Stated problem: Reproduce each line exactly, including spacing and punctuation.

Task data:
++++++
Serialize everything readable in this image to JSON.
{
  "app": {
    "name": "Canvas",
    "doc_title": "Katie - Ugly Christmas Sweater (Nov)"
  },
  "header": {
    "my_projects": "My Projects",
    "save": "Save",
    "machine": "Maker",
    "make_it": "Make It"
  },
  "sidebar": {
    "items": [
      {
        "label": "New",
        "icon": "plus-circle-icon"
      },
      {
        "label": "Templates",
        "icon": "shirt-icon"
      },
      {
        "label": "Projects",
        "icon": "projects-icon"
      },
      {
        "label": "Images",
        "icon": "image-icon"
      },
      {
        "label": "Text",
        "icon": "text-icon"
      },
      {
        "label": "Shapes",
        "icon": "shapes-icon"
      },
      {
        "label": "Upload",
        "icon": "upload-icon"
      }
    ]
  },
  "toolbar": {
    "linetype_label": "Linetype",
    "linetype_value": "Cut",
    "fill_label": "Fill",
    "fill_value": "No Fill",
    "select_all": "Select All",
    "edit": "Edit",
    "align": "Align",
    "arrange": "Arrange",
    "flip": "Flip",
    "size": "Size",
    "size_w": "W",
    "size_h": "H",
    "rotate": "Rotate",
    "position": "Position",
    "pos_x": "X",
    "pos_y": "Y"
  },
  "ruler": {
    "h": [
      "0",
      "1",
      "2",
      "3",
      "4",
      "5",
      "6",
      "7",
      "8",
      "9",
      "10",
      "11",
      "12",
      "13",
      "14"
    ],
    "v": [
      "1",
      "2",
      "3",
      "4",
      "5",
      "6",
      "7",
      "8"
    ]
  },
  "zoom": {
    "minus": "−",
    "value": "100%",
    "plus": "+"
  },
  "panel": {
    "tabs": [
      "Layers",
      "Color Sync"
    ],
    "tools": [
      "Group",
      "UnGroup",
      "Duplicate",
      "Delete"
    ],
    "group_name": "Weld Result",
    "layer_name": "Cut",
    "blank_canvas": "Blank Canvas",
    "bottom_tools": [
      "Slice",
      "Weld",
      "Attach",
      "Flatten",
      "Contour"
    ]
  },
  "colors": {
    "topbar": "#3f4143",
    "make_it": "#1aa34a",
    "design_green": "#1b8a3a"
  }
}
++++++
Full response:
Serialize everything readable in this image to JSON.
{
  "app": {
    "name": "Canvas",
    "doc_title": "Katie - Ugly Christmas Sweater (Nov)"
  },
  "header": {
    "my_projects": "My Projects",
    "save": "Save",
    "machine": "Maker",
    "make_it": "Make It"
  },
  "sidebar": {
    "items": [
      {
        "label": "New",
        "icon": "plus-circle-icon"
      },
      {
        "label": "Templates",
        "icon": "shirt-icon"
      },
      {
        "label": "Projects",
        "icon": "projects-icon"
      },
      {
        "label": "Images",
        "icon": "image-icon"
      },
      {
        "label": "Text",
        "icon": "text-icon"
      },
      {
        "label": "Shapes",
        "icon": "shapes-icon"
      },
      {
        "label": "Upload",
        "icon": "upload-icon"
      }
    ]
  },
  "toolbar": {
    "linetype_label": "Linetype",
    "linetype_value": "Cut",
    "fill_label": "Fill",
    "fill_value": "No Fill",
    "select_all": "Select All",
    "edit": "Edit",
    "align": "Align",
    "arrange": "Arrange",
    "flip": "Flip",
    "size": "Size",
    "size_w": "W",
    "size_h": "H",
    "rotate": "Rotate",
    "position": "Position",
    "pos_x": "X",
    "pos_y": "Y"
  },
  "ruler": {
    "h": [
      "0",
      "1",
      "2",
      "3",
      "4",
      "5",
      "6",
      "7",
      "8",
      "9",
      "10",
      "11",
      "12",
      "13",
      "14"
    ],
    "v": [
      "1",
      "2",
      "3",
      "4",
      "5",
      "6",
      "7",
      "8"
    ]
  },
  "zoom": {
    "minus": "−",
    "value": "100%",
    "plus": "+"
  },
  "panel": {
    "tabs": [
      "Layers",
      "Color Sync"
    ],
    "tools": [
      "Group",
      "UnGroup",
      "Duplicate",
      "Delete"
    ],
    "group_name": "Weld Result",
    "layer_name": "Cut",
    "blank_canvas": "Blank Canvas",
    "bottom_tools": [
      "Slice",
      "Weld",
      "Attach",
      "Flatten",
      "Contour"
    ]
  },
  "colors": {
    "topbar": "#3f4143",
    "make_it": "#1aa34a",
    "design_green": "#1b8a3a"
  }
}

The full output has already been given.